WRITTEN PROBLEM:
How many lines hold the string "中山房叔"? Reply with the number alone.

MATERIAL SUPPLIED:
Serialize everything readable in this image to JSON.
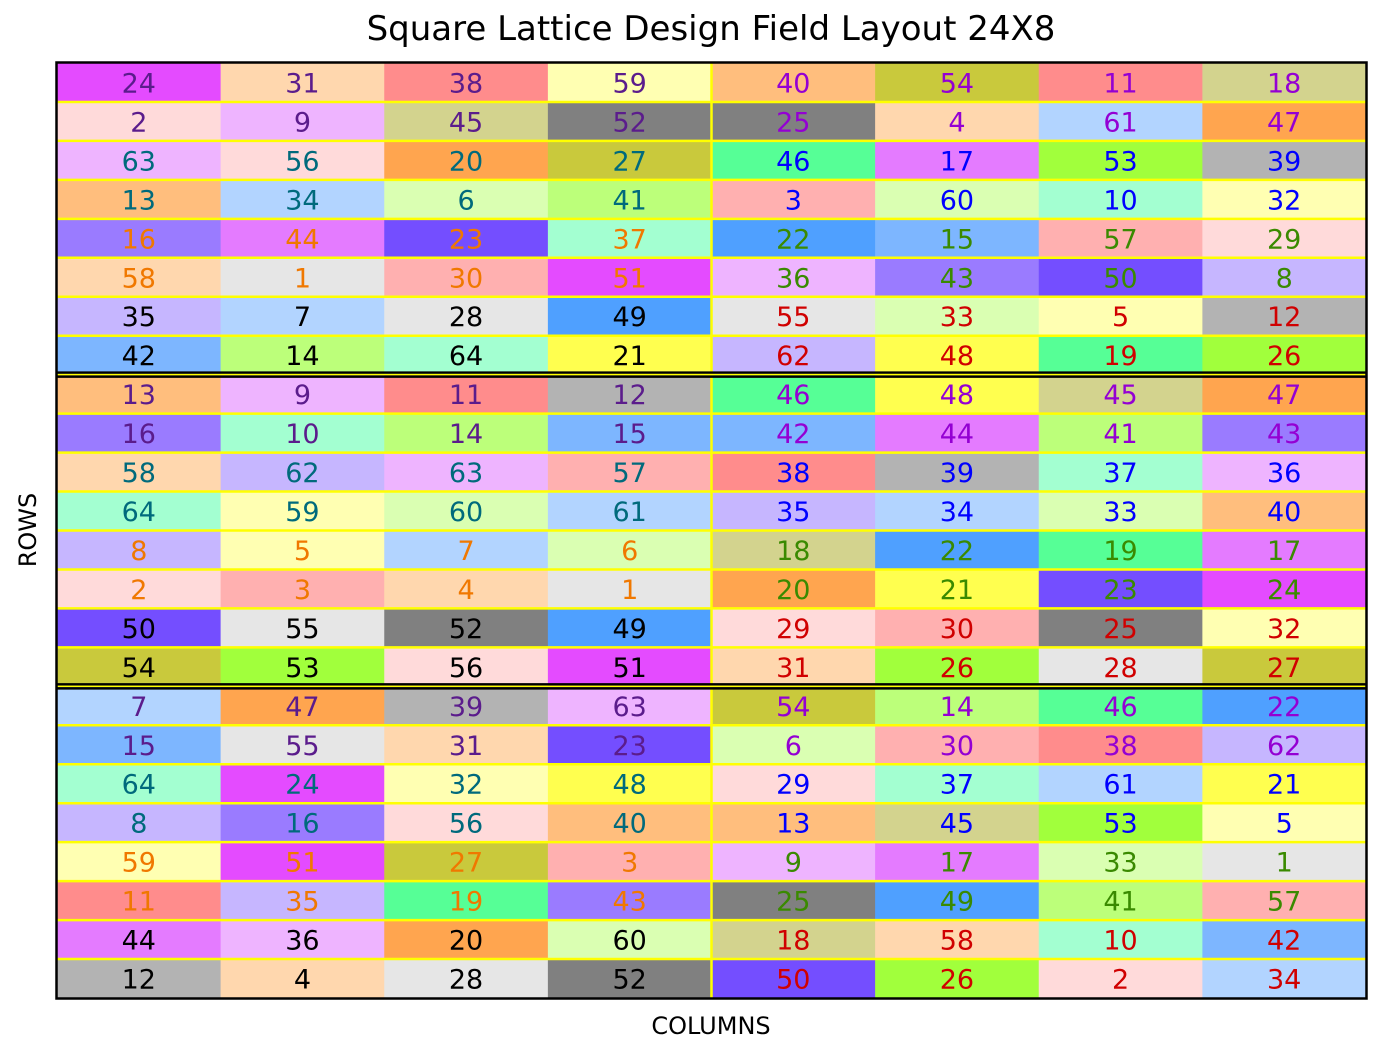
{
  "chart_data": {
    "type": "heatmap",
    "title": "Square Lattice Design Field Layout 24X8",
    "xlabel": "COLUMNS",
    "ylabel": "ROWS",
    "n_rows": 24,
    "n_cols": 8,
    "replicate_rows": 8,
    "block_cols": 4,
    "grid_line_color": "#FFFF00",
    "replicate_border_color": "#000000",
    "row_text_colors": [
      "#5B1C8C",
      "#5B1C8C",
      "#006A7C",
      "#006A7C",
      "#F07800",
      "#F07800",
      "#000000",
      "#000000"
    ],
    "right_row_text_colors": [
      "#9400D3",
      "#9400D3",
      "#0000FF",
      "#0000FF",
      "#3A8A00",
      "#3A8A00",
      "#D00000",
      "#D00000"
    ],
    "values": [
      [
        24,
        31,
        38,
        59,
        40,
        54,
        11,
        18
      ],
      [
        2,
        9,
        45,
        52,
        25,
        4,
        61,
        47
      ],
      [
        63,
        56,
        20,
        27,
        46,
        17,
        53,
        39
      ],
      [
        13,
        34,
        6,
        41,
        3,
        60,
        10,
        32
      ],
      [
        16,
        44,
        23,
        37,
        22,
        15,
        57,
        29
      ],
      [
        58,
        1,
        30,
        51,
        36,
        43,
        50,
        8
      ],
      [
        35,
        7,
        28,
        49,
        55,
        33,
        5,
        12
      ],
      [
        42,
        14,
        64,
        21,
        62,
        48,
        19,
        26
      ],
      [
        13,
        9,
        11,
        12,
        46,
        48,
        45,
        47
      ],
      [
        16,
        10,
        14,
        15,
        42,
        44,
        41,
        43
      ],
      [
        58,
        62,
        63,
        57,
        38,
        39,
        37,
        36
      ],
      [
        64,
        59,
        60,
        61,
        35,
        34,
        33,
        40
      ],
      [
        8,
        5,
        7,
        6,
        18,
        22,
        19,
        17
      ],
      [
        2,
        3,
        4,
        1,
        20,
        21,
        23,
        24
      ],
      [
        50,
        55,
        52,
        49,
        29,
        30,
        25,
        32
      ],
      [
        54,
        53,
        56,
        51,
        31,
        26,
        28,
        27
      ],
      [
        7,
        47,
        39,
        63,
        54,
        14,
        46,
        22
      ],
      [
        15,
        55,
        31,
        23,
        6,
        30,
        38,
        62
      ],
      [
        64,
        24,
        32,
        48,
        29,
        37,
        61,
        21
      ],
      [
        8,
        16,
        56,
        40,
        13,
        45,
        53,
        5
      ],
      [
        59,
        51,
        27,
        3,
        9,
        17,
        33,
        1
      ],
      [
        11,
        35,
        19,
        43,
        25,
        49,
        41,
        57
      ],
      [
        44,
        36,
        20,
        60,
        18,
        58,
        10,
        42
      ],
      [
        12,
        4,
        28,
        52,
        50,
        26,
        2,
        34
      ]
    ],
    "colors": [
      [
        "#E44BFF",
        "#FFD7AE",
        "#FF8C8C",
        "#FFFFB2",
        "#FFBE7D",
        "#C9C93C",
        "#FF8C8C",
        "#D3D38E"
      ],
      [
        "#FFDADA",
        "#EEB4FF",
        "#D3D38E",
        "#808080",
        "#808080",
        "#FFD7AE",
        "#B2D4FF",
        "#FFA54F"
      ],
      [
        "#EEB4FF",
        "#FFDADA",
        "#FFA54F",
        "#C9C93C",
        "#56FF96",
        "#E47BFF",
        "#A1FF3C",
        "#B3B3B3"
      ],
      [
        "#FFBE7D",
        "#B2D4FF",
        "#DAFFB2",
        "#BCFF7A",
        "#FFB0B0",
        "#DAFFB2",
        "#A3FFD1",
        "#FFFFB2"
      ],
      [
        "#9A7BFF",
        "#E47BFF",
        "#744EFF",
        "#A3FFD1",
        "#4FA0FF",
        "#7DB6FF",
        "#FFB0B0",
        "#FFDADA"
      ],
      [
        "#FFD7AE",
        "#E6E6E6",
        "#FFB0B0",
        "#E44BFF",
        "#EEB4FF",
        "#9A7BFF",
        "#744EFF",
        "#C6B6FF"
      ],
      [
        "#C6B6FF",
        "#B2D4FF",
        "#E6E6E6",
        "#4FA0FF",
        "#E6E6E6",
        "#DAFFB2",
        "#FFFFB2",
        "#B3B3B3"
      ],
      [
        "#7DB6FF",
        "#BCFF7A",
        "#A3FFD1",
        "#FFFF4F",
        "#C6B6FF",
        "#FFFF4F",
        "#56FF96",
        "#A1FF3C"
      ],
      [
        "#FFBE7D",
        "#EEB4FF",
        "#FF8C8C",
        "#B3B3B3",
        "#56FF96",
        "#FFFF4F",
        "#D3D38E",
        "#FFA54F"
      ],
      [
        "#9A7BFF",
        "#A3FFD1",
        "#BCFF7A",
        "#7DB6FF",
        "#7DB6FF",
        "#E47BFF",
        "#BCFF7A",
        "#9A7BFF"
      ],
      [
        "#FFD7AE",
        "#C6B6FF",
        "#EEB4FF",
        "#FFB0B0",
        "#FF8C8C",
        "#B3B3B3",
        "#A3FFD1",
        "#EEB4FF"
      ],
      [
        "#A3FFD1",
        "#FFFFB2",
        "#DAFFB2",
        "#B2D4FF",
        "#C6B6FF",
        "#B2D4FF",
        "#DAFFB2",
        "#FFBE7D"
      ],
      [
        "#C6B6FF",
        "#FFFFB2",
        "#B2D4FF",
        "#DAFFB2",
        "#D3D38E",
        "#4FA0FF",
        "#56FF96",
        "#E47BFF"
      ],
      [
        "#FFDADA",
        "#FFB0B0",
        "#FFD7AE",
        "#E6E6E6",
        "#FFA54F",
        "#FFFF4F",
        "#744EFF",
        "#E44BFF"
      ],
      [
        "#744EFF",
        "#E6E6E6",
        "#808080",
        "#4FA0FF",
        "#FFDADA",
        "#FFB0B0",
        "#808080",
        "#FFFFB2"
      ],
      [
        "#C9C93C",
        "#A1FF3C",
        "#FFDADA",
        "#E44BFF",
        "#FFD7AE",
        "#A1FF3C",
        "#E6E6E6",
        "#C9C93C"
      ],
      [
        "#B2D4FF",
        "#FFA54F",
        "#B3B3B3",
        "#EEB4FF",
        "#C9C93C",
        "#BCFF7A",
        "#56FF96",
        "#4FA0FF"
      ],
      [
        "#7DB6FF",
        "#E6E6E6",
        "#FFD7AE",
        "#744EFF",
        "#DAFFB2",
        "#FFB0B0",
        "#FF8C8C",
        "#C6B6FF"
      ],
      [
        "#A3FFD1",
        "#E44BFF",
        "#FFFFB2",
        "#FFFF4F",
        "#FFDADA",
        "#A3FFD1",
        "#B2D4FF",
        "#FFFF4F"
      ],
      [
        "#C6B6FF",
        "#9A7BFF",
        "#FFDADA",
        "#FFBE7D",
        "#FFBE7D",
        "#D3D38E",
        "#A1FF3C",
        "#FFFFB2"
      ],
      [
        "#FFFFB2",
        "#E44BFF",
        "#C9C93C",
        "#FFB0B0",
        "#EEB4FF",
        "#E47BFF",
        "#DAFFB2",
        "#E6E6E6"
      ],
      [
        "#FF8C8C",
        "#C6B6FF",
        "#56FF96",
        "#9A7BFF",
        "#808080",
        "#4FA0FF",
        "#BCFF7A",
        "#FFB0B0"
      ],
      [
        "#E47BFF",
        "#EEB4FF",
        "#FFA54F",
        "#DAFFB2",
        "#D3D38E",
        "#FFD7AE",
        "#A3FFD1",
        "#7DB6FF"
      ],
      [
        "#B3B3B3",
        "#FFD7AE",
        "#E6E6E6",
        "#808080",
        "#744EFF",
        "#A1FF3C",
        "#FFDADA",
        "#B2D4FF"
      ]
    ]
  }
}
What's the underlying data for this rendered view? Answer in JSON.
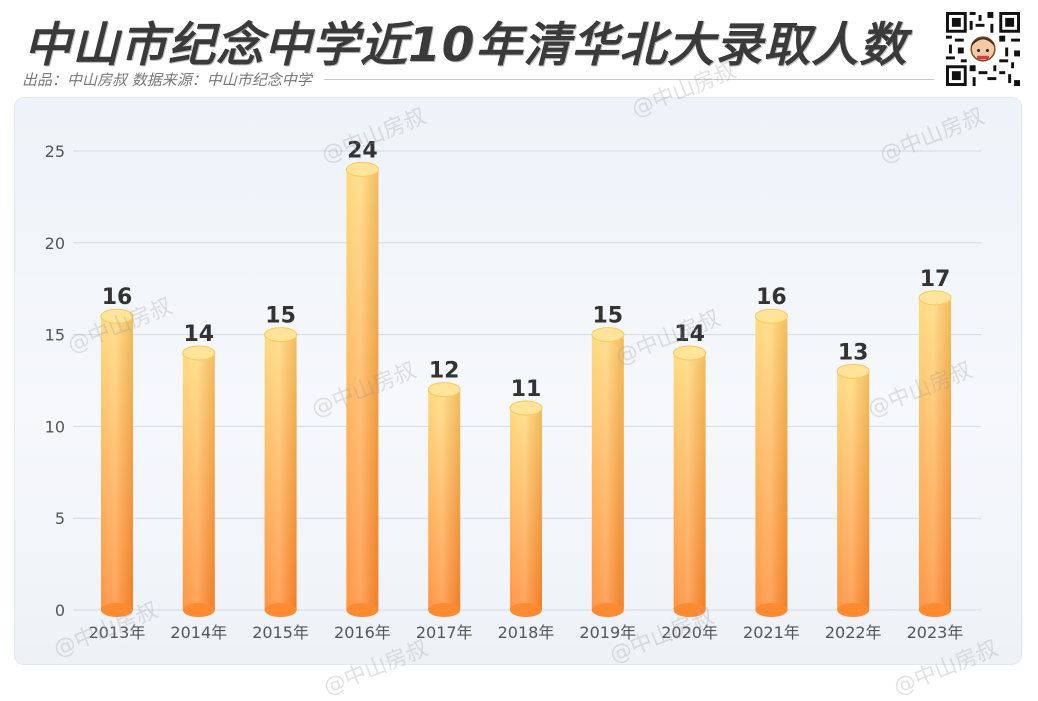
{
  "header": {
    "title": "中山市纪念中学近10年清华北大录取人数",
    "subtitle": "出品：中山房叔  数据来源：中山市纪念中学"
  },
  "watermark": "@中山房叔",
  "colors": {
    "bar_top": "#ffd773",
    "bar_bottom": "#ff8a30",
    "grid": "#d3dae3",
    "label": "#333333",
    "tick": "#555555"
  },
  "chart_data": {
    "type": "bar",
    "categories": [
      "2013年",
      "2014年",
      "2015年",
      "2016年",
      "2017年",
      "2018年",
      "2019年",
      "2020年",
      "2021年",
      "2022年",
      "2023年"
    ],
    "values": [
      16,
      14,
      15,
      24,
      12,
      11,
      15,
      14,
      16,
      13,
      17
    ],
    "yticks": [
      "0",
      "5",
      "10",
      "15",
      "20",
      "25"
    ],
    "ylim": [
      0,
      25
    ],
    "grid": true,
    "legend": "none"
  }
}
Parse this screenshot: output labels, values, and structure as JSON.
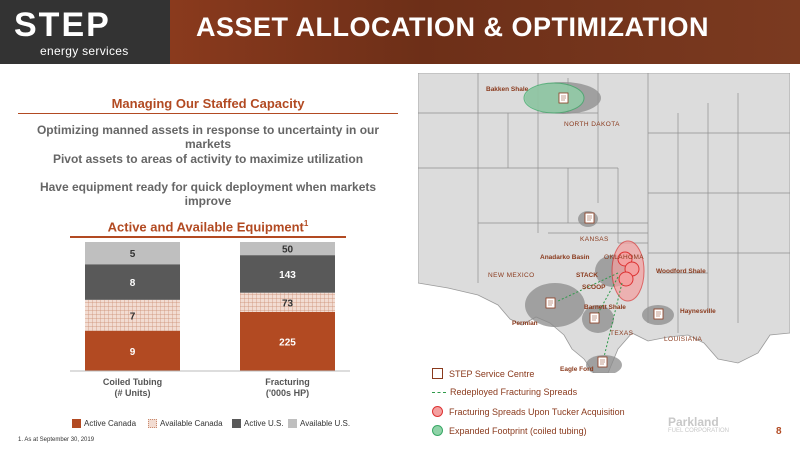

SOLUTION TO THE EXERCISE:
2